[Entries with figure data]
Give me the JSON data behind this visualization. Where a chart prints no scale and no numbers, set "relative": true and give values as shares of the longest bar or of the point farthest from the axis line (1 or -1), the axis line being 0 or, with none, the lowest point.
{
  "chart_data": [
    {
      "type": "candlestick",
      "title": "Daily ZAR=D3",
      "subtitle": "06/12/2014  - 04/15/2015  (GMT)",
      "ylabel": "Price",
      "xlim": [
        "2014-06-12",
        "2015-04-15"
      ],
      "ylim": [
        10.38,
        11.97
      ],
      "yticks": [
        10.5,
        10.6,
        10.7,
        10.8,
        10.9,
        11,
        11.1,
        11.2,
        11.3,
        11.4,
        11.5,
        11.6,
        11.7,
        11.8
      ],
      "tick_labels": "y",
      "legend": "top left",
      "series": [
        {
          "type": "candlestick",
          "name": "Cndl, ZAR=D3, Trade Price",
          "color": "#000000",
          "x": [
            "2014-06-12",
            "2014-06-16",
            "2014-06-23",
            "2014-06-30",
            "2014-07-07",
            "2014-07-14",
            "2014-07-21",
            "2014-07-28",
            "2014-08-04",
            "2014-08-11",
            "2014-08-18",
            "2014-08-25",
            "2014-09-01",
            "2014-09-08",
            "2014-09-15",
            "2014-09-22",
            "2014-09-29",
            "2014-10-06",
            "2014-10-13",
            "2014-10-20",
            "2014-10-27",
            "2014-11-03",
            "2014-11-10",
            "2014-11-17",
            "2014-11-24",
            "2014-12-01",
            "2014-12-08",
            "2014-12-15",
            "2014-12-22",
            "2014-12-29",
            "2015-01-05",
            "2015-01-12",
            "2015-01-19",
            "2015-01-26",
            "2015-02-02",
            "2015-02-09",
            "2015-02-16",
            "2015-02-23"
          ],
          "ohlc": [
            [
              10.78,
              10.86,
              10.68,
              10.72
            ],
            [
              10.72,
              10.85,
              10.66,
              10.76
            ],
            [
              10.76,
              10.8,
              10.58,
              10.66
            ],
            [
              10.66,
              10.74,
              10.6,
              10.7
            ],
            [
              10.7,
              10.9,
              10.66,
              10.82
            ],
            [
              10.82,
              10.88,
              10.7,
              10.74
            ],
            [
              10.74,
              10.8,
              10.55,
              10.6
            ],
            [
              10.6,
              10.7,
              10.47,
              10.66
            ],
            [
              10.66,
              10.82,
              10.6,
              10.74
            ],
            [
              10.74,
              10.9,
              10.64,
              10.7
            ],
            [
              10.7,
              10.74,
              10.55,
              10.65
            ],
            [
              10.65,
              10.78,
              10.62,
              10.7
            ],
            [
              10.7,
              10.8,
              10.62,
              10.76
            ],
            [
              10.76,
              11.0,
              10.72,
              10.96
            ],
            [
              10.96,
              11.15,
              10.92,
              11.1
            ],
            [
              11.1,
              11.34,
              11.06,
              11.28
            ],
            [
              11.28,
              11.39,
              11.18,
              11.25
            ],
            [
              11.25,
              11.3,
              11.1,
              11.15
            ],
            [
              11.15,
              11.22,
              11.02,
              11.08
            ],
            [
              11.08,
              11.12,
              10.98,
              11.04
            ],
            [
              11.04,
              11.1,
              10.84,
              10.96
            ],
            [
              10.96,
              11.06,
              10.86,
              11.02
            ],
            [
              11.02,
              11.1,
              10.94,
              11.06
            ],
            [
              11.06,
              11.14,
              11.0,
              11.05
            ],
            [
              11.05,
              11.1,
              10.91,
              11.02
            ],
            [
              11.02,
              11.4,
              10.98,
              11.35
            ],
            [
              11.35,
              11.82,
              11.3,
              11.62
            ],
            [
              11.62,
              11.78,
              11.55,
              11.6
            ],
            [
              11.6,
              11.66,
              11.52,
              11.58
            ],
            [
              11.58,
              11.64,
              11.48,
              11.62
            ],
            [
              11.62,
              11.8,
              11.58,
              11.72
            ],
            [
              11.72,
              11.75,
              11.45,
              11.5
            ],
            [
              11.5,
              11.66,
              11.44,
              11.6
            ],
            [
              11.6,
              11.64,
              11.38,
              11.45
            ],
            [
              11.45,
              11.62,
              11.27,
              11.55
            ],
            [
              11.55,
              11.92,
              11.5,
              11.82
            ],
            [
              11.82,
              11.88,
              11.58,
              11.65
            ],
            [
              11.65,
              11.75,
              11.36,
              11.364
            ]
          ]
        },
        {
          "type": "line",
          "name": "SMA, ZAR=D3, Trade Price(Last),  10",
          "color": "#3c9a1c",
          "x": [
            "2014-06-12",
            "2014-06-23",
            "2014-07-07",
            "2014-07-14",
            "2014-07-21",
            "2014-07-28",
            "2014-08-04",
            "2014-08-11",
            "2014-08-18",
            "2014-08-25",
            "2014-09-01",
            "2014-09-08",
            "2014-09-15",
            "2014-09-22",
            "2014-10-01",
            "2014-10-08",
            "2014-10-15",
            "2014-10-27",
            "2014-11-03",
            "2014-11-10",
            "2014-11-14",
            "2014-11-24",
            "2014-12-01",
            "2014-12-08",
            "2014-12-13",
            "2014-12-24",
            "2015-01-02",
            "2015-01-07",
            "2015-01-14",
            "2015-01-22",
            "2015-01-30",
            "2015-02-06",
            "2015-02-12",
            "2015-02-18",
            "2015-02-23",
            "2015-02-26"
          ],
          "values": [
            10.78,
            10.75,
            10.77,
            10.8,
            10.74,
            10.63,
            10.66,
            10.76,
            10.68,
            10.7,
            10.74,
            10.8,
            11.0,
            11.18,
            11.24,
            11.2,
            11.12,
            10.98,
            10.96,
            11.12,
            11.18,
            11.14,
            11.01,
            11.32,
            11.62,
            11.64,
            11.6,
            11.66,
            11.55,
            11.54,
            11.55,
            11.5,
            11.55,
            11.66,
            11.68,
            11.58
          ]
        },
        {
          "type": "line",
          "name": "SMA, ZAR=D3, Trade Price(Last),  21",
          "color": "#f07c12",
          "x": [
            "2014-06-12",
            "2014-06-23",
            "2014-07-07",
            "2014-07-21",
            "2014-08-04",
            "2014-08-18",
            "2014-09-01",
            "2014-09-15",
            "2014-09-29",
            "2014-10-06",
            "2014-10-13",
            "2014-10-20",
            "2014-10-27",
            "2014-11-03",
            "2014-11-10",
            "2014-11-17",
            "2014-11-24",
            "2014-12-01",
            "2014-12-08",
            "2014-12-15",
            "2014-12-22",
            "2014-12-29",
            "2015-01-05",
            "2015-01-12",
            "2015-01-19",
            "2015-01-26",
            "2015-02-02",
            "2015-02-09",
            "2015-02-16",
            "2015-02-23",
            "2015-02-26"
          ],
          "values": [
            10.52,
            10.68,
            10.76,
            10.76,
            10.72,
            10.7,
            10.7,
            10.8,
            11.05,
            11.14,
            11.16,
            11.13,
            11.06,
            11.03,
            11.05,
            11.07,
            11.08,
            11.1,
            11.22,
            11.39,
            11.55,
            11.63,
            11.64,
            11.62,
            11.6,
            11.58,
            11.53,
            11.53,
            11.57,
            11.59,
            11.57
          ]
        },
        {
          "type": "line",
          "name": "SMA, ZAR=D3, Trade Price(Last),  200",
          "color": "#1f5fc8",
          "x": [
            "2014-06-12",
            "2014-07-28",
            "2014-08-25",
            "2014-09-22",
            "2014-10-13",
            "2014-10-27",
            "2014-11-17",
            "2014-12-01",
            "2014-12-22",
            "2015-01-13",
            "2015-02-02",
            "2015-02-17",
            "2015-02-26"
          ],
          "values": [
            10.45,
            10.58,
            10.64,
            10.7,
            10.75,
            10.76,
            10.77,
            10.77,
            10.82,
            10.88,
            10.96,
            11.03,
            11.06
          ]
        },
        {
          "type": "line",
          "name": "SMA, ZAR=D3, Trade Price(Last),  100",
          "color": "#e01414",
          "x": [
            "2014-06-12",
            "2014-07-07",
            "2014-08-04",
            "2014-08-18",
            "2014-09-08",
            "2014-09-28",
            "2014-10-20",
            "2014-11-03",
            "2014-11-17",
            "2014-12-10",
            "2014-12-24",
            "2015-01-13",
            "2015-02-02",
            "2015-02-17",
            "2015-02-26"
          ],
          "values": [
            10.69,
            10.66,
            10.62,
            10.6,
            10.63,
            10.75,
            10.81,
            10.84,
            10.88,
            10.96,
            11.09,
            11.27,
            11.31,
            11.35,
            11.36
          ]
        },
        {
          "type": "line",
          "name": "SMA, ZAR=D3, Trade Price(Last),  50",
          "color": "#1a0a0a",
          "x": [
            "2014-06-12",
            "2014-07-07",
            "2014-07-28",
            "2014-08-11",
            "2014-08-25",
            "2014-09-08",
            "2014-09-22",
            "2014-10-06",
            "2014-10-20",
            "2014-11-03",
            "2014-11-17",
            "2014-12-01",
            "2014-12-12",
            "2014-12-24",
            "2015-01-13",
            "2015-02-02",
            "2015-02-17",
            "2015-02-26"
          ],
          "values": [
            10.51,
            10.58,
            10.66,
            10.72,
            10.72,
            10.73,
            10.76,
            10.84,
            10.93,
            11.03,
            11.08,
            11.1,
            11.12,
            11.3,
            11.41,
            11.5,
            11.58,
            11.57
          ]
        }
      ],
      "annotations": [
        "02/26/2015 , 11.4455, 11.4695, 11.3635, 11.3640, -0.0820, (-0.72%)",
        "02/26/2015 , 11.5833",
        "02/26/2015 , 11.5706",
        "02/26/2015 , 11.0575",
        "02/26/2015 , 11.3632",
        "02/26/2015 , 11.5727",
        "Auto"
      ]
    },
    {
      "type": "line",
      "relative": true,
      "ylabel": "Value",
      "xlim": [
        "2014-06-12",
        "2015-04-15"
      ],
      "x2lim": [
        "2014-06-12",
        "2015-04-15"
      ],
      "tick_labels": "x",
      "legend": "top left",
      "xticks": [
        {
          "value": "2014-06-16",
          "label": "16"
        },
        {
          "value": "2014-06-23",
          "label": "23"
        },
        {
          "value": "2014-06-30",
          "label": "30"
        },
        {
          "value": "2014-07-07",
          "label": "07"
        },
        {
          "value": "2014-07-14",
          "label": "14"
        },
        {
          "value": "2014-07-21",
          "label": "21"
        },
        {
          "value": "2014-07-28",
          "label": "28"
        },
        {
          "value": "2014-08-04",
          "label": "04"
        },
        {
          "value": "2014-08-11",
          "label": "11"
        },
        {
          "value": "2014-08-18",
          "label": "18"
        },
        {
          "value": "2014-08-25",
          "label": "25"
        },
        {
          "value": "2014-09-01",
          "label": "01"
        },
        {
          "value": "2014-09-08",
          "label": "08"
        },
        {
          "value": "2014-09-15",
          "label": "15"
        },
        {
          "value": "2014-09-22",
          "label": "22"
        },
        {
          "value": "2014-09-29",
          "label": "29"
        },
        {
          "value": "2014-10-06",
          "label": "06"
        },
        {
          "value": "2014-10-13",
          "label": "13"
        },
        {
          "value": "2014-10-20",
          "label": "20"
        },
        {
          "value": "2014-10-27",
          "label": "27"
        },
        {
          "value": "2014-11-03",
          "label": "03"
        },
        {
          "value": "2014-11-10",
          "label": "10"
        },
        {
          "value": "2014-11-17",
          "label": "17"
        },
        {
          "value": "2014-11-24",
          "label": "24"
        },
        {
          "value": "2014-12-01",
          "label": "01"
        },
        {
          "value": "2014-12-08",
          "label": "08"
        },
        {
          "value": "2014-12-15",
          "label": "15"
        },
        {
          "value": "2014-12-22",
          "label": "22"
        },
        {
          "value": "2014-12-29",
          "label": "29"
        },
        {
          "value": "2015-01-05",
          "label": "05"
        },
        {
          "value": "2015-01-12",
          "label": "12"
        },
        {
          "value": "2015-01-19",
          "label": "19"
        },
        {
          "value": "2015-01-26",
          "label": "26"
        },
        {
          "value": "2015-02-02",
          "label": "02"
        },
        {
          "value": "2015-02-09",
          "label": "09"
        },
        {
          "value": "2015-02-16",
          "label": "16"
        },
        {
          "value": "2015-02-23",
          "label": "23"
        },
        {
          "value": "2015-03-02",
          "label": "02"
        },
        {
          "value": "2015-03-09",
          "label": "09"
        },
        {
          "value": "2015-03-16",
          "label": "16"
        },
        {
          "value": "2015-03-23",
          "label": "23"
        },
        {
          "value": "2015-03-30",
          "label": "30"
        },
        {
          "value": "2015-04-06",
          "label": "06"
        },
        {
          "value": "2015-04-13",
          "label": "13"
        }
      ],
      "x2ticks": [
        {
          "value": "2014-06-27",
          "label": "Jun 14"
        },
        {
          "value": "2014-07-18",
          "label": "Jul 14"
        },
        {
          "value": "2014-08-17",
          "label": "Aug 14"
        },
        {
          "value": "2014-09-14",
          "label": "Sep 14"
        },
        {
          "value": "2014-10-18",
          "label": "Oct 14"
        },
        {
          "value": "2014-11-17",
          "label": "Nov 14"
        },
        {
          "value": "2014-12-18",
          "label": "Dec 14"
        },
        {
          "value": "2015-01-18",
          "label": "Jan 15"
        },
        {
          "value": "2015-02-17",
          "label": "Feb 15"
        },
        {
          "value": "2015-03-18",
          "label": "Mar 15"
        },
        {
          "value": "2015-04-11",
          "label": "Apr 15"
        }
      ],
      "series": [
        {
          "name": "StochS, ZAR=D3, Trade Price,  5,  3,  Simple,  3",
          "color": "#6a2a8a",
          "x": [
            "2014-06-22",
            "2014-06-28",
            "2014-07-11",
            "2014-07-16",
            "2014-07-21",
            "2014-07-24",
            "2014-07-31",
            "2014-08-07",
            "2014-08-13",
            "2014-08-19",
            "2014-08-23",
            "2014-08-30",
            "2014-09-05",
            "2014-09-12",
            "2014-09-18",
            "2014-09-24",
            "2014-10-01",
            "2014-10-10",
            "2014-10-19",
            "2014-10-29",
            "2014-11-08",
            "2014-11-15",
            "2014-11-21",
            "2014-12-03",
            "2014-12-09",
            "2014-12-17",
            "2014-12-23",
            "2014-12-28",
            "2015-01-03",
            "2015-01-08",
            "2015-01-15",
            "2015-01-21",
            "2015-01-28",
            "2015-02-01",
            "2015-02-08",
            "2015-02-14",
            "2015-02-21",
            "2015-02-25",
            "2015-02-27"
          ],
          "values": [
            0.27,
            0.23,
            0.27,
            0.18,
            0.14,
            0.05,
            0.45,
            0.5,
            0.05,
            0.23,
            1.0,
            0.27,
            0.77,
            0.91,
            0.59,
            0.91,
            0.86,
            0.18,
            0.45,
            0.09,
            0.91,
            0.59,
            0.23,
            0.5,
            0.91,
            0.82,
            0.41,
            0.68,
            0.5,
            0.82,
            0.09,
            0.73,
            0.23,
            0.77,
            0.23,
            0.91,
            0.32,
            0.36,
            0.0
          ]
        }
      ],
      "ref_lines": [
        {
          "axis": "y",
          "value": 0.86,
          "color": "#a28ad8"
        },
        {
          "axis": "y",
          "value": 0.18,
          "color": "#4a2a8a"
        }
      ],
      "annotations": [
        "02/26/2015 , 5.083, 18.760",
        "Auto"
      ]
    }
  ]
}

TO BE DONE: Scan the listing above for the word "true" and show each line where it is found.

THE RESPONSE:
Give me the JSON data behind this visualization. Where a chart prints no scale and no numbers, set "relative": true and give values as shares of the longest bar or of the point farthest from the axis line (1 or -1), the axis line being 0 or, with none, the lowest point.
      "relative": true,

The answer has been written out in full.